_SET TASK_.
Make an exact copy of each entry, leaving out every picture.

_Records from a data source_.
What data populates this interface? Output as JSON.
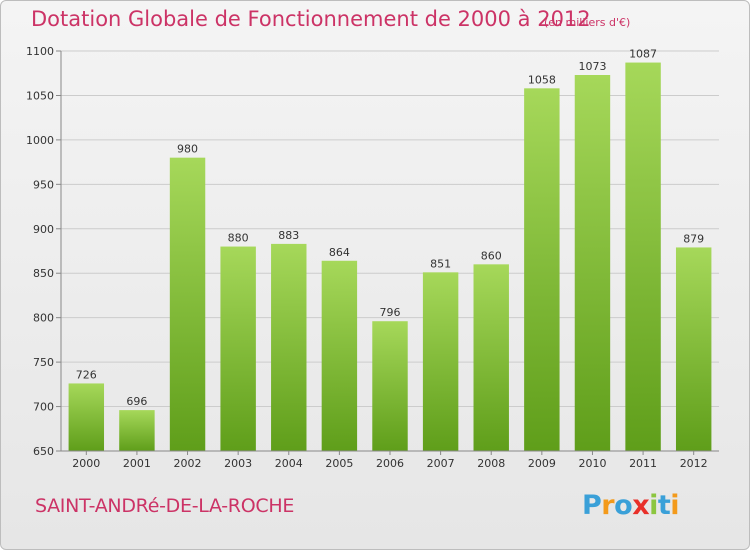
{
  "title": "Dotation Globale de Fonctionnement de 2000 à 2012",
  "unit": "(en milliers d'€)",
  "commune": "SAINT-ANDRé-DE-LA-ROCHE",
  "logo": {
    "text": "Proxiti",
    "letter_colors": [
      "#3aa0d8",
      "#f39a1b",
      "#3aa0d8",
      "#e8302a",
      "#8cc63f",
      "#3aa0d8",
      "#f39a1b"
    ]
  },
  "colors": {
    "title": "#cc3366",
    "bar_light": "#a6d85a",
    "bar_dark": "#5f9e1a"
  },
  "chart_data": {
    "type": "bar",
    "title": "Dotation Globale de Fonctionnement de 2000 à 2012",
    "subtitle": "(en milliers d'€)",
    "xlabel": "",
    "ylabel": "",
    "categories": [
      "2000",
      "2001",
      "2002",
      "2003",
      "2004",
      "2005",
      "2006",
      "2007",
      "2008",
      "2009",
      "2010",
      "2011",
      "2012"
    ],
    "values": [
      726,
      696,
      980,
      880,
      883,
      864,
      796,
      851,
      860,
      1058,
      1073,
      1087,
      879
    ],
    "ylim": [
      650,
      1100
    ],
    "yticks": [
      650,
      700,
      750,
      800,
      850,
      900,
      950,
      1000,
      1050,
      1100
    ],
    "grid": true
  }
}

_TASK OUTPUT_.
What data populates this interface? Output as JSON.
{
  "title": "Dotation Globale de Fonctionnement de 2000 à 2012",
  "unit": "(en milliers d'€)",
  "commune": "SAINT-ANDRé-DE-LA-ROCHE",
  "logo": {
    "text": "Proxiti",
    "letter_colors": [
      "#3aa0d8",
      "#f39a1b",
      "#3aa0d8",
      "#e8302a",
      "#8cc63f",
      "#3aa0d8",
      "#f39a1b"
    ]
  },
  "colors": {
    "title": "#cc3366",
    "bar_light": "#a6d85a",
    "bar_dark": "#5f9e1a"
  },
  "chart_data": {
    "type": "bar",
    "title": "Dotation Globale de Fonctionnement de 2000 à 2012",
    "subtitle": "(en milliers d'€)",
    "xlabel": "",
    "ylabel": "",
    "categories": [
      "2000",
      "2001",
      "2002",
      "2003",
      "2004",
      "2005",
      "2006",
      "2007",
      "2008",
      "2009",
      "2010",
      "2011",
      "2012"
    ],
    "values": [
      726,
      696,
      980,
      880,
      883,
      864,
      796,
      851,
      860,
      1058,
      1073,
      1087,
      879
    ],
    "ylim": [
      650,
      1100
    ],
    "yticks": [
      650,
      700,
      750,
      800,
      850,
      900,
      950,
      1000,
      1050,
      1100
    ],
    "grid": true
  }
}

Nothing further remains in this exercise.